# [SELECTED PASSAGE]
__________

This bill was recently introduced. Email the authors to let them know what you think about it.
Senator Wiener's climate disaster accountability legislation establishes new legal pathways for Californians and insurers to seek damages from fossil fuel companies that engaged in deceptive practices about their products' climate impacts. The bill authorizes civil actions against companies that misled the public about connections between their fossil fuel products and climate change when plaintiffs suffer at least $10,000 in damages from qualifying climate disasters or extreme weather events.
The legislation creates strict liability standards for responsible parties, removing traditional legal defenses like ignorance of law or reliance on overturned court decisions. Courts must award prevailing plaintiffs full compensatory and punitive damages, including costs of property restoration and medical care. The bill also empowers insurers to pursue damages through subrogation claims against responsible parties after paying climate disaster claims.

__________

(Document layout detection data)
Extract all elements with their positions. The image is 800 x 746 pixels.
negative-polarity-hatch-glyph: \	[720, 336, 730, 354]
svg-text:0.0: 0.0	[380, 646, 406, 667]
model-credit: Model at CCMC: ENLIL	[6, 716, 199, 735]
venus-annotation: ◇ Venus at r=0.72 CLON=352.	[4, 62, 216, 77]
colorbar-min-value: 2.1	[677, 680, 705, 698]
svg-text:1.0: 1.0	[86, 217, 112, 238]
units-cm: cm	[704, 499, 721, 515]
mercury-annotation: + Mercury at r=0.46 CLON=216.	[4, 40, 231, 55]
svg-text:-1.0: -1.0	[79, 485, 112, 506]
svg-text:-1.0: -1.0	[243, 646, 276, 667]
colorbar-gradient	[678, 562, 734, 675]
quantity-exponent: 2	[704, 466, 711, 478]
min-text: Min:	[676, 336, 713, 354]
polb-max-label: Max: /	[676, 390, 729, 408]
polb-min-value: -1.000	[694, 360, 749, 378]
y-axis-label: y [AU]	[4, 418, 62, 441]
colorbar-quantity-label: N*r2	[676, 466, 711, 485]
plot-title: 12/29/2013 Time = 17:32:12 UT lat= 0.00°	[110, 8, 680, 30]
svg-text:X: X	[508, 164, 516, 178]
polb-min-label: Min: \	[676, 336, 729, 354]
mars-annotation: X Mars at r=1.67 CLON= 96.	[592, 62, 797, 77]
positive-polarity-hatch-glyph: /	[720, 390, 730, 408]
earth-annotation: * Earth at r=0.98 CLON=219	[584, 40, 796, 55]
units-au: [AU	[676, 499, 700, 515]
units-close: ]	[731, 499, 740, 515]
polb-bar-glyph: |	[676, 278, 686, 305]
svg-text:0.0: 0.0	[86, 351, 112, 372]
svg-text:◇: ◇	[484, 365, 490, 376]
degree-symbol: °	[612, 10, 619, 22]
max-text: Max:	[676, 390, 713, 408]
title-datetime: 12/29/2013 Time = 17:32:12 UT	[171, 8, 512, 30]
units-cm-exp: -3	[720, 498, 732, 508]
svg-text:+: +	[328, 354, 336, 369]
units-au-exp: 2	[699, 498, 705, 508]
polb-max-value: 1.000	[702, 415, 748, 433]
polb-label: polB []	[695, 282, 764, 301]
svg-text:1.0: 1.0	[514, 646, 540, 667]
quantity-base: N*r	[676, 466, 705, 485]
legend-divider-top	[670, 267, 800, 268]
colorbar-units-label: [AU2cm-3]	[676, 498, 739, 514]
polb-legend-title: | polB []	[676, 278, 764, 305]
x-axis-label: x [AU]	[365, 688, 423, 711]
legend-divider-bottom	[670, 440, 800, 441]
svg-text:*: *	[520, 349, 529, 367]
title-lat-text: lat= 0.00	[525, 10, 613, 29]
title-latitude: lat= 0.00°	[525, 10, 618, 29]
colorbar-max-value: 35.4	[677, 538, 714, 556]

__________

# [WORK TO COMPLETE]
A - Return the passage of the climate liability bill summary between "The legislation creates" and "climate disaster claims.", inclusive.
B - Carry the summary of the climate disaster liability bill forward from the point where it ends.

# [TASK RESPONSES]
A -
The legislation creates strict liability standards for responsible parties, removing traditional legal defenses like ignorance of law or reliance on overturned court decisions. Courts must award prevailing plaintiffs full compensatory and punitive damages, including costs of property restoration and medical care. The bill also empowers insurers to pursue damages through subrogation claims against responsible parties after paying climate disaster claims.

B -
For the California FAIR Plan Association, the state's insurer of last resort, the bill requires establishing an independent advisory body to evaluate cost-benefit analyses of subrogation claims. Member insurers face adjusted assessments based on whether they exercise subrogation rights - those pursuing claims receive a 10 percent reduction while those declining face a 10 percent increase. The legislation preserves existing environmental and consumer protection laws while excluding government entities from liability.
The bill takes effect immediately upon passage, citing recent catastrophic events including January 2025 fires that caused 24 deaths and an estimated $20 billion in insured losses. Additional urgency factors include sharp increases in insurance non-renewals, premiums, and FAIR Plan participation rates across California.